In the listing below, identify each line with the word "JSON" and return those lines.
=====
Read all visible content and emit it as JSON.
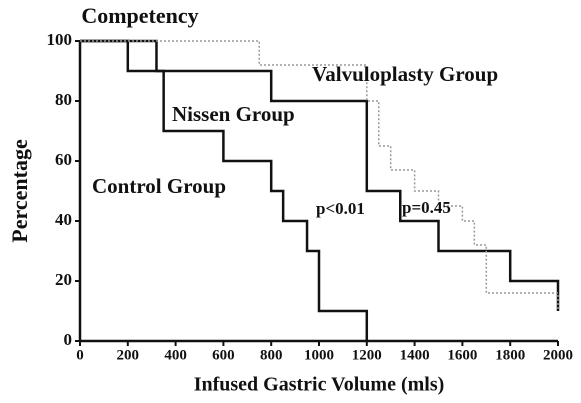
{
  "chart_data": {
    "type": "step",
    "title": "Competency",
    "xlabel": "Infused Gastric Volume (mls)",
    "ylabel": "Percentage",
    "xlim": [
      0,
      2000
    ],
    "ylim": [
      0,
      100
    ],
    "xticks": [
      0,
      200,
      400,
      600,
      800,
      1000,
      1200,
      1400,
      1600,
      1800,
      2000
    ],
    "yticks": [
      0,
      20,
      40,
      60,
      80,
      100
    ],
    "series": [
      {
        "name": "Control Group",
        "color": "#111111",
        "x": [
          0,
          200,
          350,
          600,
          800,
          850,
          950,
          1000,
          1200
        ],
        "values": [
          100,
          90,
          70,
          60,
          50,
          40,
          30,
          10,
          0
        ]
      },
      {
        "name": "Nissen Group",
        "color": "#111111",
        "x": [
          0,
          320,
          800,
          1200,
          1340,
          1500,
          1800,
          2000
        ],
        "values": [
          100,
          90,
          80,
          50,
          40,
          30,
          20,
          10
        ]
      },
      {
        "name": "Valvuloplasty Group",
        "color": "#999999",
        "dashed": true,
        "x": [
          0,
          750,
          1200,
          1250,
          1300,
          1400,
          1500,
          1600,
          1650,
          1700,
          1950,
          2000
        ],
        "values": [
          100,
          92,
          80,
          65,
          57,
          50,
          45,
          40,
          32,
          16,
          16,
          10
        ]
      }
    ],
    "annotations": [
      "p<0.01",
      "p=0.45"
    ]
  }
}
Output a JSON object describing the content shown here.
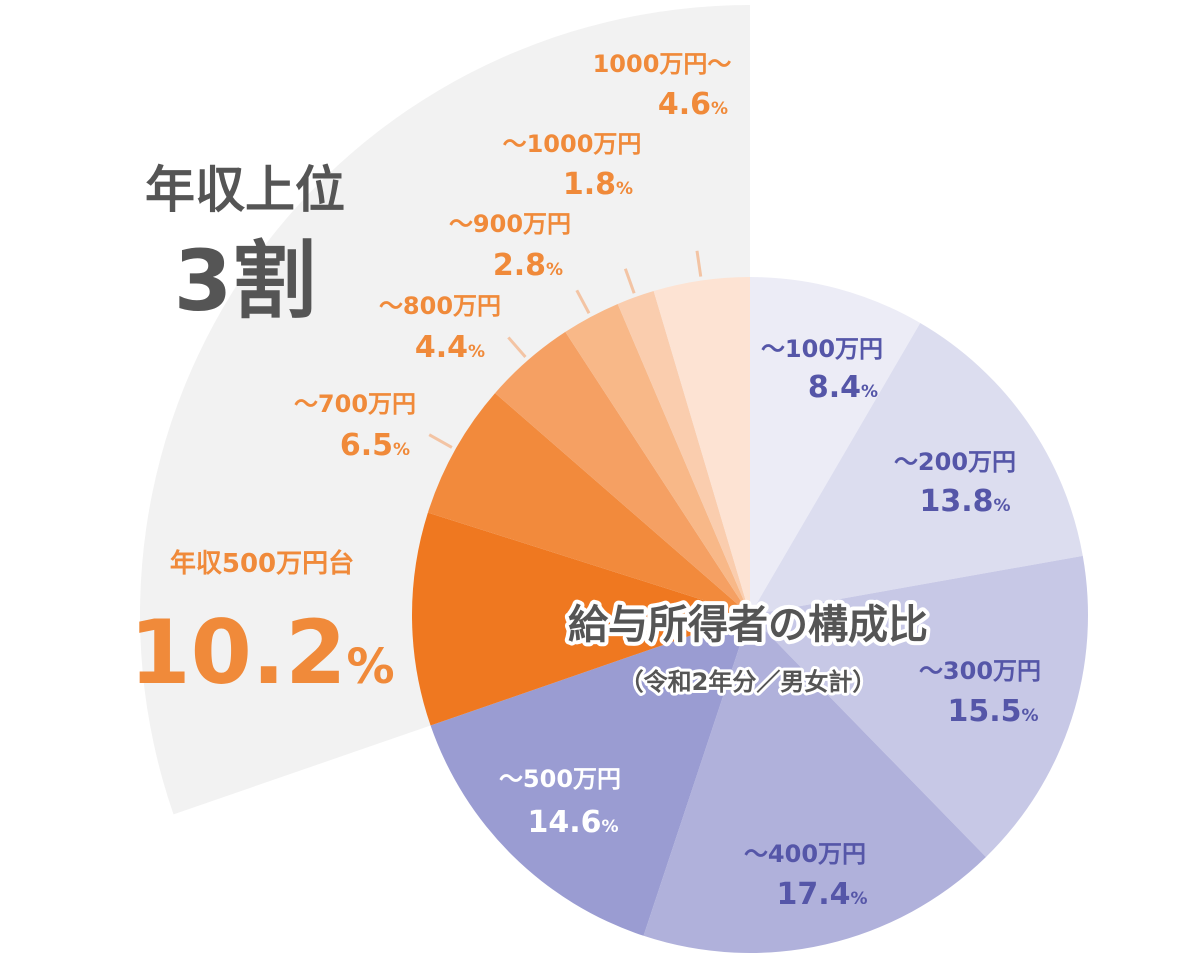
{
  "chart_data": {
    "type": "pie",
    "title": "給与所得者の構成比",
    "subtitle": "（令和2年分／男女計）",
    "unit": "%",
    "slices": [
      {
        "label": "～100万円",
        "value": 8.4,
        "value_text": "8.4",
        "color": "#ececf6",
        "text_color": "#5556a8"
      },
      {
        "label": "～200万円",
        "value": 13.8,
        "value_text": "13.8",
        "color": "#dcddef",
        "text_color": "#5556a8"
      },
      {
        "label": "～300万円",
        "value": 15.5,
        "value_text": "15.5",
        "color": "#c7c8e6",
        "text_color": "#5556a8"
      },
      {
        "label": "～400万円",
        "value": 17.4,
        "value_text": "17.4",
        "color": "#b0b1db",
        "text_color": "#5556a8"
      },
      {
        "label": "～500万円",
        "value": 14.6,
        "value_text": "14.6",
        "color": "#9a9cd2",
        "text_color": "#ffffff"
      },
      {
        "label": "年収500万円台",
        "value": 10.2,
        "value_text": "10.2",
        "color": "#ef7820",
        "text_color": "#f08a3a"
      },
      {
        "label": "～700万円",
        "value": 6.5,
        "value_text": "6.5",
        "color": "#f28a3c",
        "text_color": "#f08a3a"
      },
      {
        "label": "～800万円",
        "value": 4.4,
        "value_text": "4.4",
        "color": "#f5a063",
        "text_color": "#f08a3a"
      },
      {
        "label": "～900万円",
        "value": 2.8,
        "value_text": "2.8",
        "color": "#f8b888",
        "text_color": "#f08a3a"
      },
      {
        "label": "～1000万円",
        "value": 1.8,
        "value_text": "1.8",
        "color": "#facdae",
        "text_color": "#f08a3a"
      },
      {
        "label": "1000万円～",
        "value": 4.6,
        "value_text": "4.6",
        "color": "#fde3d3",
        "text_color": "#f08a3a"
      }
    ],
    "highlight": {
      "line1": "年収上位",
      "line2": "3割",
      "color": "#555555"
    },
    "background_sector_color": "#f2f2f2"
  }
}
=====
**Task result**
Read all visible content and emit it as JSON.
Output a JSON object describing the content shown here.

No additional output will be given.